Mise en pratique:
A – Répondez aux questions suivantes d'après l'article sur Michel&Augustin :
(i) À combien de salariés l'effectif de l'entreprise est-il monté en deux ans ?
(ii) Combien d'heures par jour les deux cofondateurs travaillent-ils ?
(iii) Quel jour de la semaine est réservé sans rendez-vous ?
B – Dans l'article sur Michel&Augustin, transformez en liste le paragraphe qui commence par « Ce n'est plus pour "de rire"! » en gardant ses faits principaux.
C – Poursuivez l'article sur Michel&Augustin à partir de sa dernière phrase.

40 astuces pour gagner du temps au travail (7e et dernière partie)

Publié le par lereyseau

Les techniques des fondateurs de Michel&Augustin

A la tête d’une PME survitaminée, Augustin Paluel-Marmont et Michel de Rovira sont de jeunes patrons surbookés mais ils gèrent leur agenda avec maestria. Démonstration.

Ce n’est plus pour "de rire"! Une gamme d’une vingtaine de produits allant des petits sablés aux biscuits au chocolat en passant par les yaourts à boire et les cookies; un réseau de distribution qui inclut les grandes surfaces, les stations-service, les gares, les aéroports et les restaurants d’entreprise; un effectif qui a grimpé de 17 à 30 salariés en deux ans; six usines de production réparties dans toute la France… La PME Michel&Augustin, 10 millions d’euros de chiffre d’affaires, est entrée dans la cour des grands.

Les "trublions du goût", comme les deux cofondateurs continuent de se surnommer, sont devenus accros à leur smartphone et bossent quinze heures par jour. Même s’ils font beaucoup d’efforts pour renvoyer une image d’éternels dilettantes, Michel de Rovira et Augustin Paluel-Marmont sont aujourd’hui de jeu­nes patrons pour qui la maî­trise du temps est devenue un vrai enjeu. Ils ont, dans ce domaine, développé des stratégies à imiter.

Management : Combien de rendez-vous avez-vous été obligés d’annuler pour trouver le temps de répondre à cette interview?

Augustin : Aucun! Traditionnellement, le lundi est une journée sans rendez-vous, que nous réservons notamment au briefing du début de semaine : nous faisons le tour des sujets en suspens et nous préparons les jours à venir. Plutôt que de multiplier les réunions, ce qui fait perdre un temps fou, on préfère aborder les questions en une seule fois, lorsqu’elles ne nécessitent pas une réponse immédiate.

Extrait de données:

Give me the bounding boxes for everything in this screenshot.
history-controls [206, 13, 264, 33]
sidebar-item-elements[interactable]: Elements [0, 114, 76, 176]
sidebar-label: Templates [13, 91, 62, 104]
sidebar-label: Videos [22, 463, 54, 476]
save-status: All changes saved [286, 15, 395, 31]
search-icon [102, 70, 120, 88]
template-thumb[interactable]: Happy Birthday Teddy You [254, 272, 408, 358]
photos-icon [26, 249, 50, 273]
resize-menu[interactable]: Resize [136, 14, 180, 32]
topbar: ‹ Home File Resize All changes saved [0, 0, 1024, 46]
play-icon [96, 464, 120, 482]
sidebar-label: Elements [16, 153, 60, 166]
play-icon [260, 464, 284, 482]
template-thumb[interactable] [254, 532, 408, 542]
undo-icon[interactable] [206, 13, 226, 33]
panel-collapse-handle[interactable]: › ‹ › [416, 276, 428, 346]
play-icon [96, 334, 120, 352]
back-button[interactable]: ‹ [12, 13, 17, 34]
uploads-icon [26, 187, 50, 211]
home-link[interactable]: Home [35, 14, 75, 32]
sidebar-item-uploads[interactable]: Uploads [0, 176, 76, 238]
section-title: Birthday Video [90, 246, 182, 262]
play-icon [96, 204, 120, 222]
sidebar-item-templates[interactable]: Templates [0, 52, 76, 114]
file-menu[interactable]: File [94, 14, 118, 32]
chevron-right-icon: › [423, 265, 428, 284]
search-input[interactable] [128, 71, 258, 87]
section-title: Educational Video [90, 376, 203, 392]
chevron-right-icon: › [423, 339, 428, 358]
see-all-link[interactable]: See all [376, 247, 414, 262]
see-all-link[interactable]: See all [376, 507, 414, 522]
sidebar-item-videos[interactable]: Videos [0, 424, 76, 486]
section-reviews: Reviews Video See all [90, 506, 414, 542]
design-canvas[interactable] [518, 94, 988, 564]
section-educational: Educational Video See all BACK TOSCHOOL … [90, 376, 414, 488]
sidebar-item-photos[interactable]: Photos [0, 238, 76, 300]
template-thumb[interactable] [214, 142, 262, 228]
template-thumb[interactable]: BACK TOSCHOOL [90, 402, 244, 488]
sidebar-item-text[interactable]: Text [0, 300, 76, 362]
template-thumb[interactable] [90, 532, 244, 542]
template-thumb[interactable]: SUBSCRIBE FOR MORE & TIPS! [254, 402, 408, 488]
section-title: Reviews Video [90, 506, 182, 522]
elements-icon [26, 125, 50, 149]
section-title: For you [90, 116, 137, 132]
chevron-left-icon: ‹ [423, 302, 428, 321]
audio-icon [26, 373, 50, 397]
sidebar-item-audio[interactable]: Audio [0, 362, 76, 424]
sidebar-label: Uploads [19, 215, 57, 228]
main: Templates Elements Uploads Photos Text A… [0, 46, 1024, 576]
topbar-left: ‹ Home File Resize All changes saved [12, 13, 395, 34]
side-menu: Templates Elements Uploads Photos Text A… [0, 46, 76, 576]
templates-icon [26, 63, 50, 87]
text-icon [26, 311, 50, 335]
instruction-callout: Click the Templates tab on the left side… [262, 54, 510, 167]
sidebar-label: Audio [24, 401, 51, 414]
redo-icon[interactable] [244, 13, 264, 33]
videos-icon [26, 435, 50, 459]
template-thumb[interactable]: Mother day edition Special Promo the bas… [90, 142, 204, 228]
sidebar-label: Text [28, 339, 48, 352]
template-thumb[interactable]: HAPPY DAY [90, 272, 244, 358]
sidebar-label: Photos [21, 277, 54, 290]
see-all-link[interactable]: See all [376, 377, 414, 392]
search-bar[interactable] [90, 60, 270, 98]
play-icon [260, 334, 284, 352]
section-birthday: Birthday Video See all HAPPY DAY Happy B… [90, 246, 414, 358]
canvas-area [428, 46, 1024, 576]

Réponses rédigées:
A –
(i) 30 salariés (contre 17 auparavant).
(ii) Quinze heures par jour.
(iii) Le lundi.

B –
- Une gamme d'une vingtaine de produits : petits sablés, biscuits au chocolat, yaourts à boire, cookies.
- Une distribution en grandes surfaces, stations-service, gares, aéroports et restaurants d'entreprise.
- Un effectif passé de 17 à 30 salariés en deux ans.
- Six usines de production réparties dans toute la France.
- Un chiffre d'affaires de 10 millions d'euros : la PME est entrée dans la cour des grands.

C –
Michel : C’est un système qui permet aussi de réduire le temps passé à gérer les  e-mails. On reçoit chacun une centaine de messages électroniques par jour. Au lieu d’y répondre au coup par coup, on traite les sujets qu’ils soulèvent à la réunion du lundi.

Management : Certains e-mails exigent quand même un trai­te­ment plus rapide…

Augustin : C’est évident. Dans ce cas, on réagit sur-le-champ. Mais la plupart du temps, ce sont des courriers internes, envoyés par des collaborateurs qui ont juste besoin de se sentir l’esprit tranquille en nous mettant au courant d’un problème. A ceux-là, je fais parvenir une parodie de réponse automatique, du style : "Votre e-mail vient de s’autodétruire, pour toute question vraiment urgente venez me voir."

Management : Procédez-vous de la même manière avec les appels téléphoniques?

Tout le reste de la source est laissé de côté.